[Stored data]
**********

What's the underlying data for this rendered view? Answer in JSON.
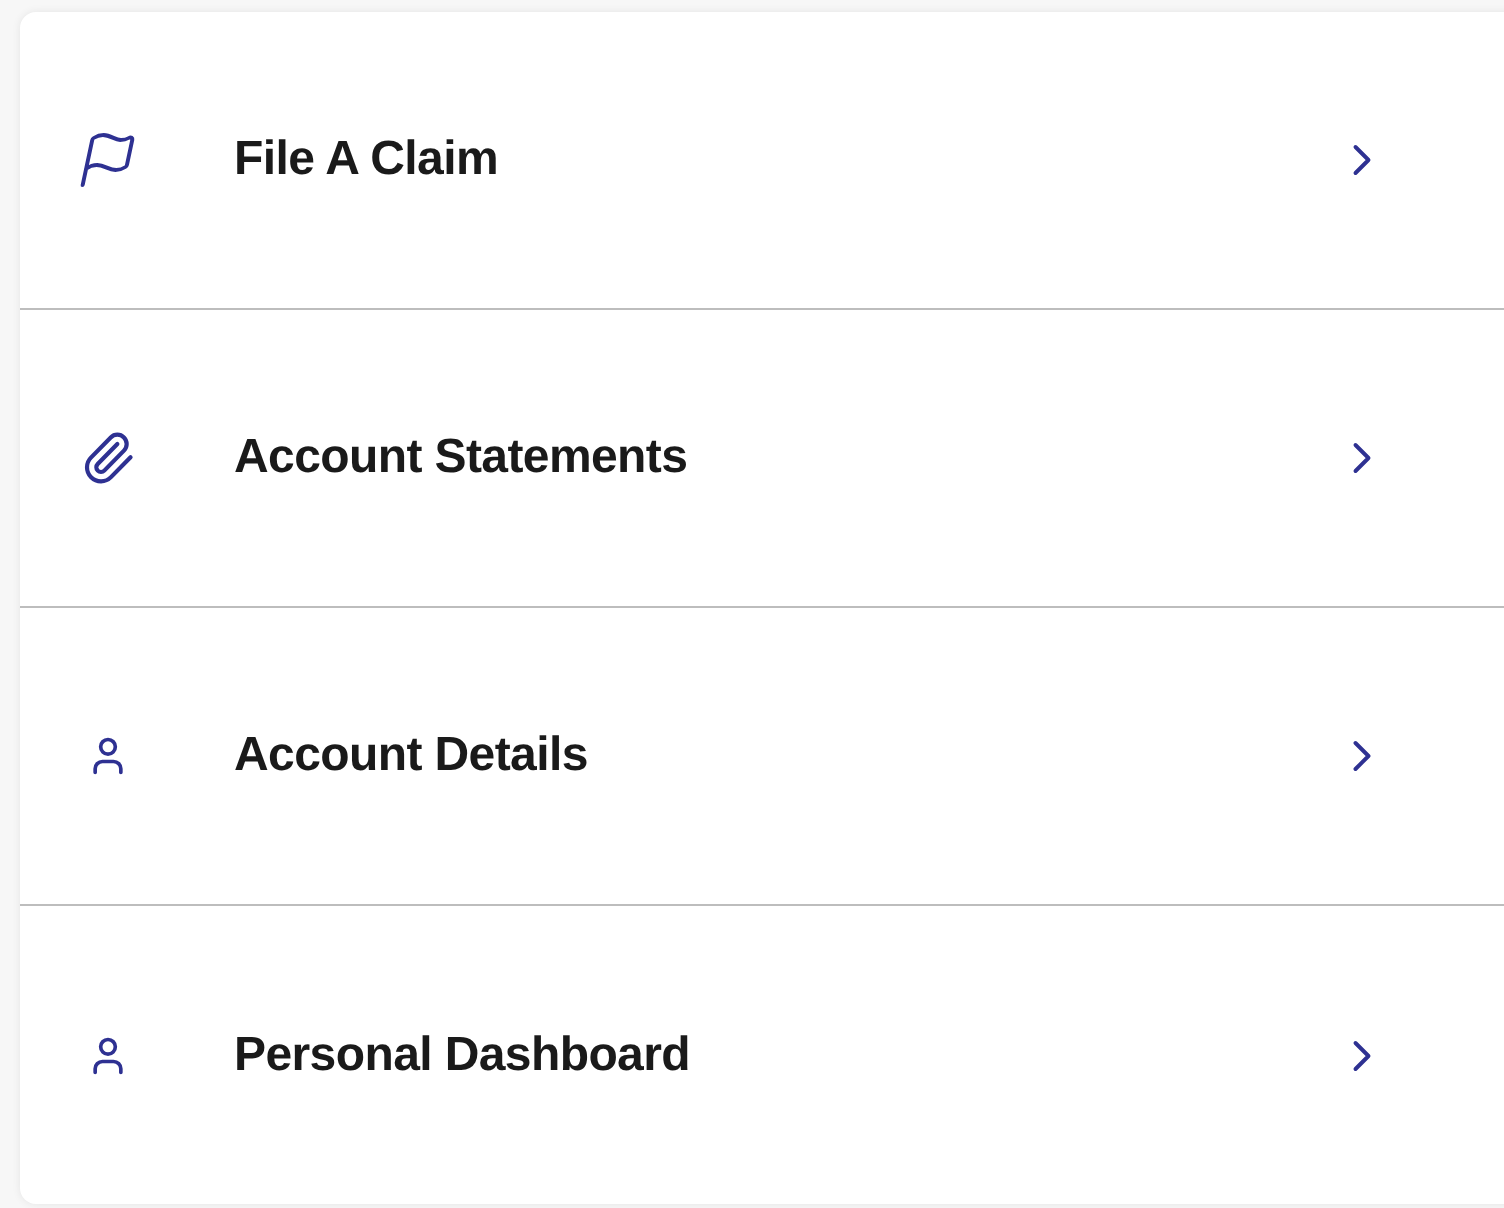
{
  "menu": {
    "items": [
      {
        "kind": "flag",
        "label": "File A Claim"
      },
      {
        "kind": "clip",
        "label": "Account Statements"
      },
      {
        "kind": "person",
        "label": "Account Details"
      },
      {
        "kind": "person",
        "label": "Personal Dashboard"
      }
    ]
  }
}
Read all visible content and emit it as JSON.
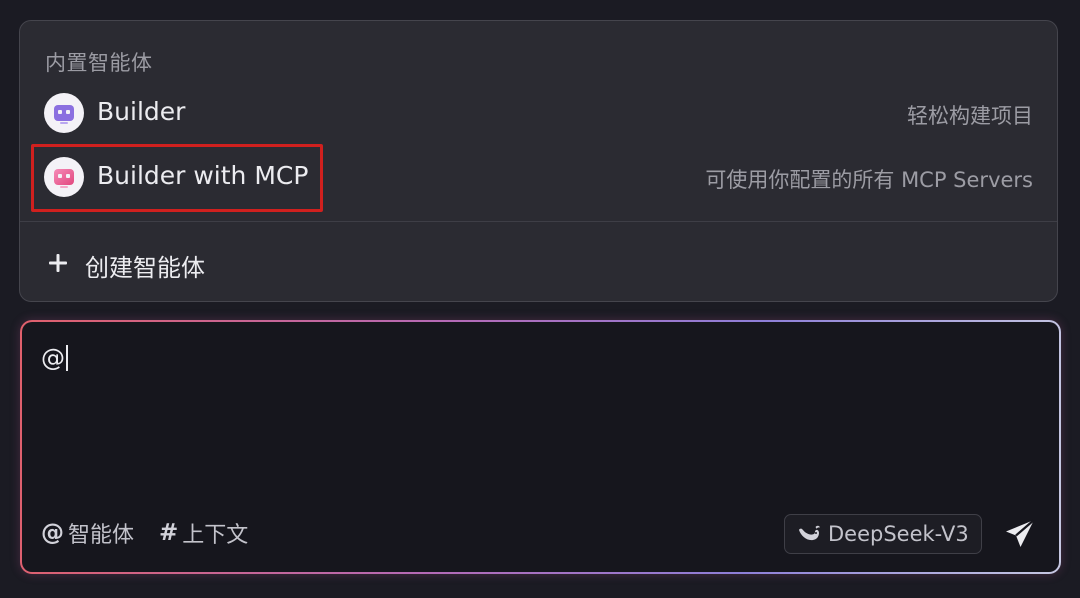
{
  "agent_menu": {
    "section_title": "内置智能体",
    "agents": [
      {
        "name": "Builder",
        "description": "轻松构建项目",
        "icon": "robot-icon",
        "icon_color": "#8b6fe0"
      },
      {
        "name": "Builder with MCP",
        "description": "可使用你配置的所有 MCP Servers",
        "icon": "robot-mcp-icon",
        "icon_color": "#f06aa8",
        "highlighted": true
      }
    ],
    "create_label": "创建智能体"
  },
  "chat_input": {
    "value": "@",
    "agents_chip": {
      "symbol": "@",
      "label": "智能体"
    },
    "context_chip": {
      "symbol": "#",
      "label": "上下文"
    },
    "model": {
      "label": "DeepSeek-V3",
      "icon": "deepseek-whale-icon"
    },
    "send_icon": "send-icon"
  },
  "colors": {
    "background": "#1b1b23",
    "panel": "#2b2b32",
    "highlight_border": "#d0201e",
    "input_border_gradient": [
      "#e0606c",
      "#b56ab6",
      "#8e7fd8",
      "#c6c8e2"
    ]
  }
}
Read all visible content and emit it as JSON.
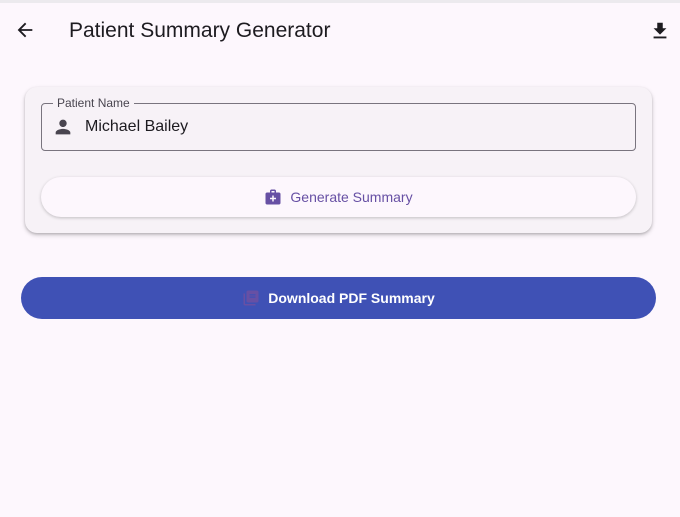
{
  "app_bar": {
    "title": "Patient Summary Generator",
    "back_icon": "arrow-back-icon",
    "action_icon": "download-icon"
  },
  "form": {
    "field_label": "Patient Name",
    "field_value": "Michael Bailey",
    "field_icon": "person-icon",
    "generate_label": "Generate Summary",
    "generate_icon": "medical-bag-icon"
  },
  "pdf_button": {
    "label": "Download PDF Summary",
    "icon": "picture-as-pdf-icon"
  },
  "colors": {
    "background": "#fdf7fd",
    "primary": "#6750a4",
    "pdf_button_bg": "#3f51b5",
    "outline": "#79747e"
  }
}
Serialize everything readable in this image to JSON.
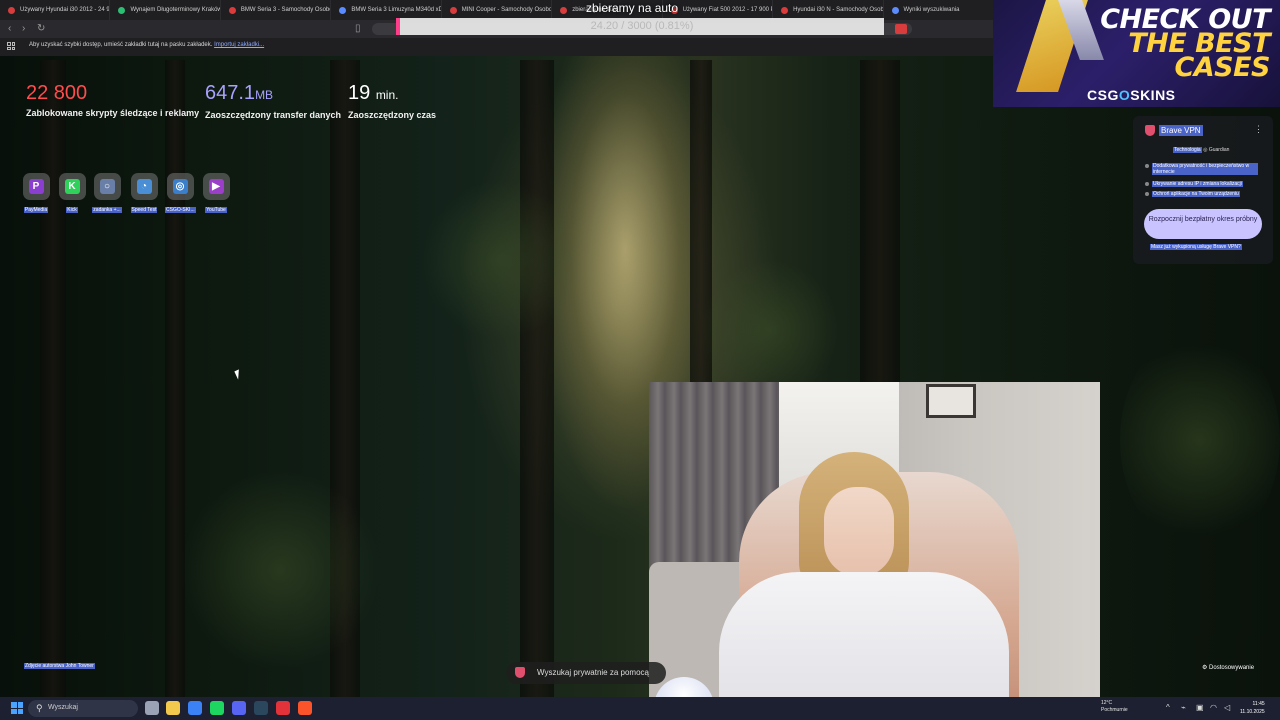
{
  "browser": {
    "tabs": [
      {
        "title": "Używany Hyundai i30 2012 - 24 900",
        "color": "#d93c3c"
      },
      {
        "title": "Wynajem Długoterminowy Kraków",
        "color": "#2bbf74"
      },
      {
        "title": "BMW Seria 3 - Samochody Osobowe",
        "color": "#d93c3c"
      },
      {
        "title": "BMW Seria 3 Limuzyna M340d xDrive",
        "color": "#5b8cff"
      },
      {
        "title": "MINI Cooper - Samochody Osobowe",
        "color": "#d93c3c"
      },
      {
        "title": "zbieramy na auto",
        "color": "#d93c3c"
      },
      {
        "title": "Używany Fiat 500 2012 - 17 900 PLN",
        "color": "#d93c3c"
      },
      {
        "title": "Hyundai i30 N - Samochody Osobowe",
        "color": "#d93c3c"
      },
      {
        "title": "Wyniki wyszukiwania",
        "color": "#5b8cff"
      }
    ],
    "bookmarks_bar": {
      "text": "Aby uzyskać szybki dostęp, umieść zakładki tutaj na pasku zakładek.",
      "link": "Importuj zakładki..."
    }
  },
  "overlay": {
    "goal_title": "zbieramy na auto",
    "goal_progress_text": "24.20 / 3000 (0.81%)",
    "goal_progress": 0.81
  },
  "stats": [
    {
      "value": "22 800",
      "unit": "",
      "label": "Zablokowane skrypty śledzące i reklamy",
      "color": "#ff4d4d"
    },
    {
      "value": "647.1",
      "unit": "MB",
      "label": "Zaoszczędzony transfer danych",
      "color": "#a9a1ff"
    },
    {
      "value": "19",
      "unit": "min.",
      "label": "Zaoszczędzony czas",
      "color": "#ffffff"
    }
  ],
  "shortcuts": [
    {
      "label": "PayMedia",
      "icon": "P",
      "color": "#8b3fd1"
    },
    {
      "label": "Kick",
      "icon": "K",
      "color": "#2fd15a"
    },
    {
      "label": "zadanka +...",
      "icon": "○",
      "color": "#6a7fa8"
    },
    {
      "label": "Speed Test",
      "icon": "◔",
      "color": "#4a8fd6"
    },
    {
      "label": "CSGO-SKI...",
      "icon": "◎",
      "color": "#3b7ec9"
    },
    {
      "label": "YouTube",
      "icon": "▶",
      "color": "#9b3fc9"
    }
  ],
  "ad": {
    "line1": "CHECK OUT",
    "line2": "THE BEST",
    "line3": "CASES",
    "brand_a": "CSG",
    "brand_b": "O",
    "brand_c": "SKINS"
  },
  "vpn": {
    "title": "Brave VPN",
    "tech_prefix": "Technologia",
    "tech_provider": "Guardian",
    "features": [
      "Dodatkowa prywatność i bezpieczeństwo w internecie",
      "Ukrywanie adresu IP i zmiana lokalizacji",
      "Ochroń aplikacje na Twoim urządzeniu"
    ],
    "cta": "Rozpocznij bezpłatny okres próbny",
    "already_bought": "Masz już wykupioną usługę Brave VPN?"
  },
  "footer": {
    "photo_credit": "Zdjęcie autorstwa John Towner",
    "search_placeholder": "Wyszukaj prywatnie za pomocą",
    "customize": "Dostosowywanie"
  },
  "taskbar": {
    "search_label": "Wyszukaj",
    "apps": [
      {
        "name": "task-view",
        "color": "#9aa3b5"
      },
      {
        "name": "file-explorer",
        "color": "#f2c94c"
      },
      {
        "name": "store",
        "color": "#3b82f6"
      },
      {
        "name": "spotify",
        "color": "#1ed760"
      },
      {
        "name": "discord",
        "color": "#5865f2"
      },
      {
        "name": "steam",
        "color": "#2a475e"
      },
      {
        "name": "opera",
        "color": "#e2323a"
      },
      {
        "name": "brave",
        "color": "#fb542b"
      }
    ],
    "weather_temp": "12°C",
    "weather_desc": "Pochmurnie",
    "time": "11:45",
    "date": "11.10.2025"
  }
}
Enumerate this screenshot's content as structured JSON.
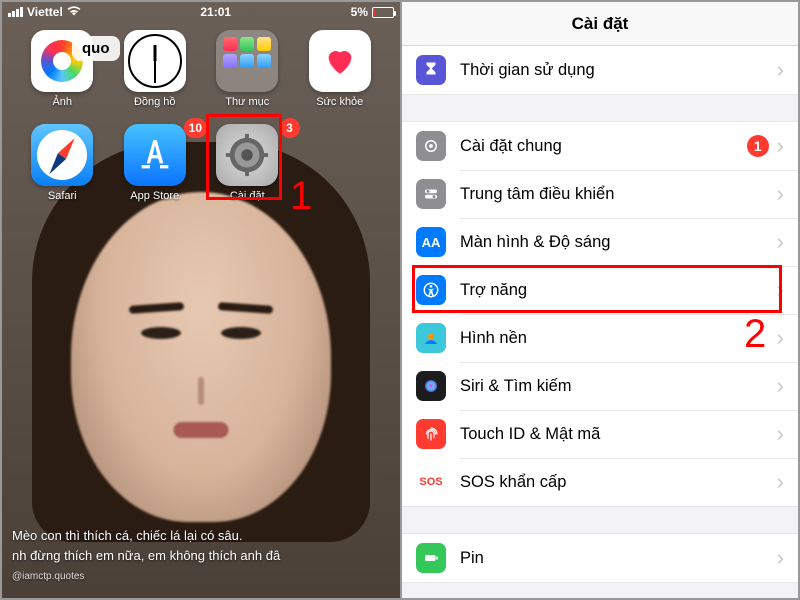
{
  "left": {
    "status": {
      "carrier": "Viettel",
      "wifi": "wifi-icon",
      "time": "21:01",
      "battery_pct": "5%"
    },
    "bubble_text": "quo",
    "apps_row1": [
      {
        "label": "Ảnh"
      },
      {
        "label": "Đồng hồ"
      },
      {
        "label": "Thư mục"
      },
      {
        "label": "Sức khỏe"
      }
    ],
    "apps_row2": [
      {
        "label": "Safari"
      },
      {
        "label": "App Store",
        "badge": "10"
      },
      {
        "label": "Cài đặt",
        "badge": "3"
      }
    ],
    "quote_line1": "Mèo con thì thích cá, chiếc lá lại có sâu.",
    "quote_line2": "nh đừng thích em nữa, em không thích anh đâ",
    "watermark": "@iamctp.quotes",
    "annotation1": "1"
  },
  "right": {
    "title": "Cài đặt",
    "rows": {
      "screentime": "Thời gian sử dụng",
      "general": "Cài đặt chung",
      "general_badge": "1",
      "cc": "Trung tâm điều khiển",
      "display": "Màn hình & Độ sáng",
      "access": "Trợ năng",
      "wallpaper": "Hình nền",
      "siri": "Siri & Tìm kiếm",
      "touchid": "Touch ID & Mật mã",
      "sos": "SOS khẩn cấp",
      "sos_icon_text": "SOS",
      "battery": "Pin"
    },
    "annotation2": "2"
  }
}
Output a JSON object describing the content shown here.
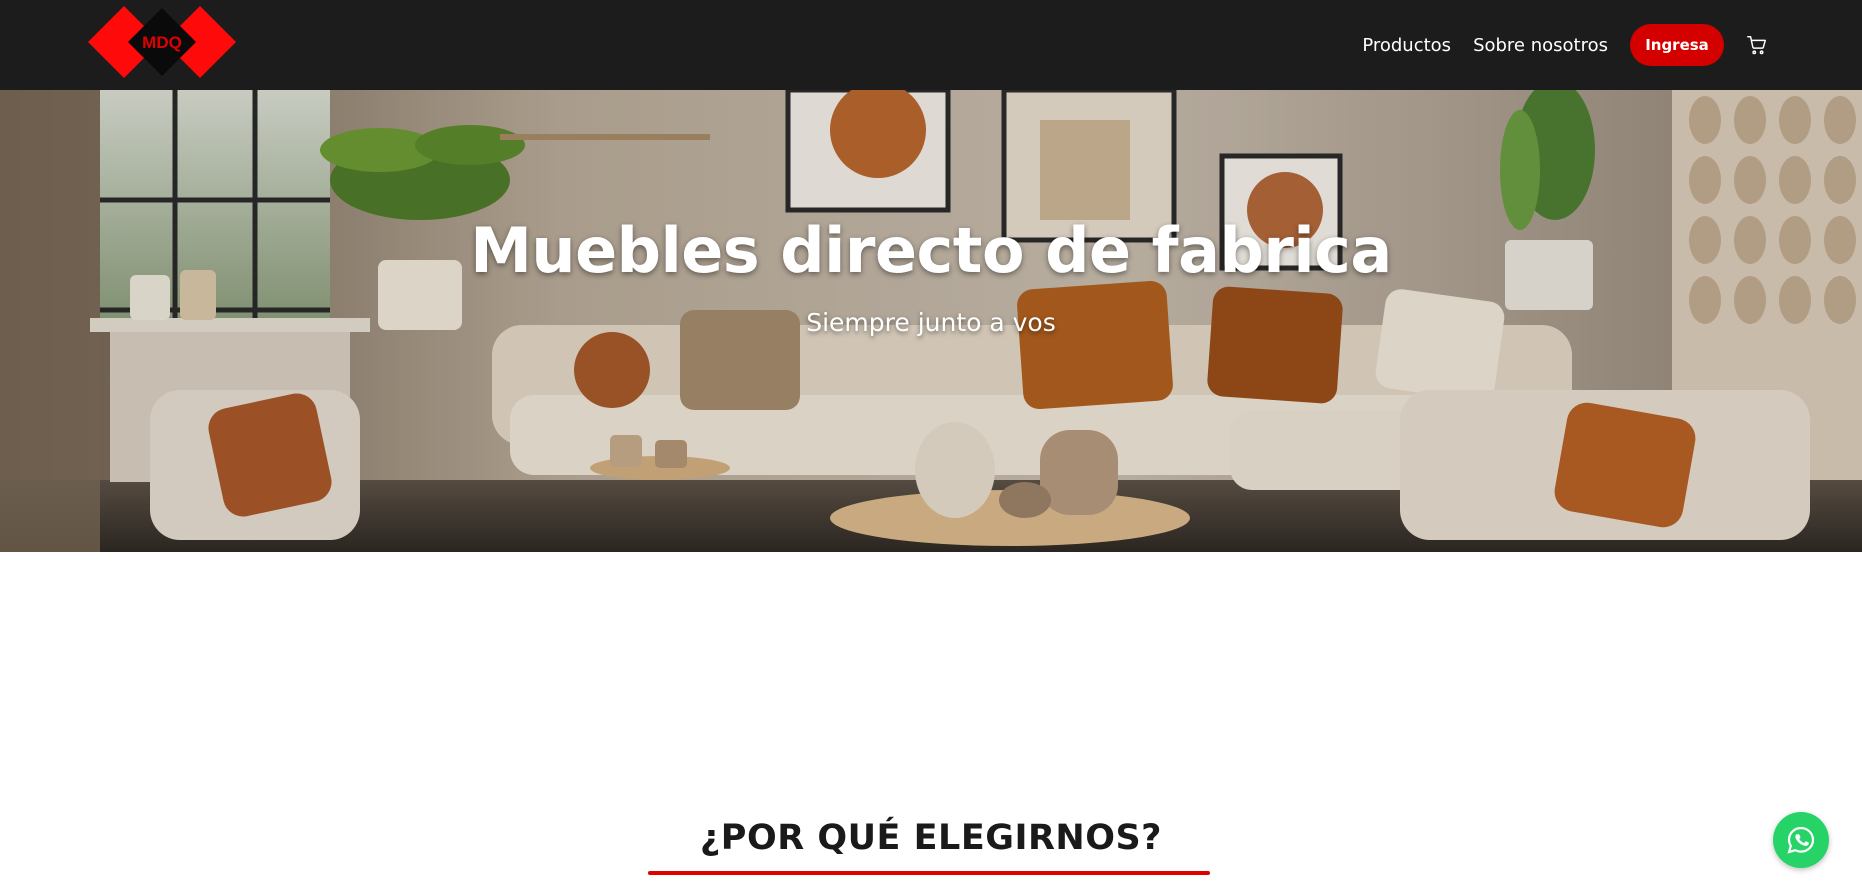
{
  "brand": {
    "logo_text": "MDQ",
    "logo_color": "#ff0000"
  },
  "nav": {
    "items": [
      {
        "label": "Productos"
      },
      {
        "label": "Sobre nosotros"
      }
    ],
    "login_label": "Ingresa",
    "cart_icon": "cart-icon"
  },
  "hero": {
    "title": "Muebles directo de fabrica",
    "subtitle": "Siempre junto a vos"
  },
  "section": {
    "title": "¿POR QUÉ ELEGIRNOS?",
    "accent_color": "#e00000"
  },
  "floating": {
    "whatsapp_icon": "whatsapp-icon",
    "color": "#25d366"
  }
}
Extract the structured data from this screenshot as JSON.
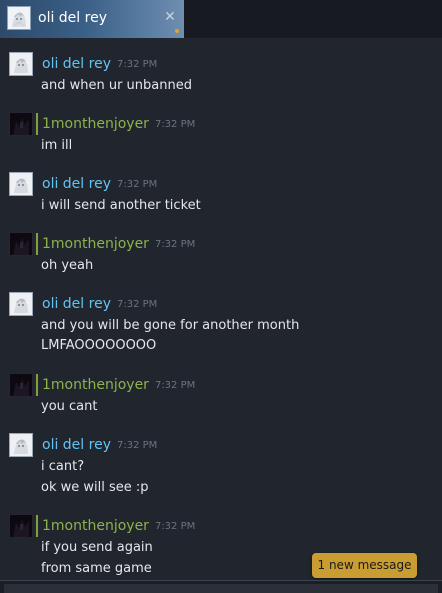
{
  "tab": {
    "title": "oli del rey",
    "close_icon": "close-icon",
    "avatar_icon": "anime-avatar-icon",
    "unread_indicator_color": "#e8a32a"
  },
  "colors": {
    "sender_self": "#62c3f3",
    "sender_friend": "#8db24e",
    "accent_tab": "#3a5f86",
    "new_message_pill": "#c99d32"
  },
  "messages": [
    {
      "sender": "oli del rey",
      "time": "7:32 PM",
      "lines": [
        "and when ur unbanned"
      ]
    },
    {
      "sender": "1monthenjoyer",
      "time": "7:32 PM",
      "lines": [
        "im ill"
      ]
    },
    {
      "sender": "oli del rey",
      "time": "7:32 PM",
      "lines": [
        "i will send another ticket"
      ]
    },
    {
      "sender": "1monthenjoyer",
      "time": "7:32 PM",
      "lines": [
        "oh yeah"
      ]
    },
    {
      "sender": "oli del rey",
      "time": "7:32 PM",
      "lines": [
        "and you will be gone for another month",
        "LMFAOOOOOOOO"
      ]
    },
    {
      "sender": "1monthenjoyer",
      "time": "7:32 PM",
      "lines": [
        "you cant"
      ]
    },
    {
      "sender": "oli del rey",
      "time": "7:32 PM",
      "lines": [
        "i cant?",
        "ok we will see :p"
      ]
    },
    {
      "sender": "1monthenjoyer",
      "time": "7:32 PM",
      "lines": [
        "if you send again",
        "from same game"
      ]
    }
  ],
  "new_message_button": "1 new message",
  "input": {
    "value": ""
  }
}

**********

With pictures omitted, copy exactly the lines from the one containing "Extract the structured" through the final line of the listing, both included.

Exercise response ▸
Extract the structured data from this screenshot as JSON.
{
  "tab": {
    "title": "oli del rey",
    "close_icon": "close-icon",
    "avatar_icon": "anime-avatar-icon",
    "unread_indicator_color": "#e8a32a"
  },
  "colors": {
    "sender_self": "#62c3f3",
    "sender_friend": "#8db24e",
    "accent_tab": "#3a5f86",
    "new_message_pill": "#c99d32"
  },
  "messages": [
    {
      "sender": "oli del rey",
      "time": "7:32 PM",
      "lines": [
        "and when ur unbanned"
      ]
    },
    {
      "sender": "1monthenjoyer",
      "time": "7:32 PM",
      "lines": [
        "im ill"
      ]
    },
    {
      "sender": "oli del rey",
      "time": "7:32 PM",
      "lines": [
        "i will send another ticket"
      ]
    },
    {
      "sender": "1monthenjoyer",
      "time": "7:32 PM",
      "lines": [
        "oh yeah"
      ]
    },
    {
      "sender": "oli del rey",
      "time": "7:32 PM",
      "lines": [
        "and you will be gone for another month",
        "LMFAOOOOOOOO"
      ]
    },
    {
      "sender": "1monthenjoyer",
      "time": "7:32 PM",
      "lines": [
        "you cant"
      ]
    },
    {
      "sender": "oli del rey",
      "time": "7:32 PM",
      "lines": [
        "i cant?",
        "ok we will see :p"
      ]
    },
    {
      "sender": "1monthenjoyer",
      "time": "7:32 PM",
      "lines": [
        "if you send again",
        "from same game"
      ]
    }
  ],
  "new_message_button": "1 new message",
  "input": {
    "value": ""
  }
}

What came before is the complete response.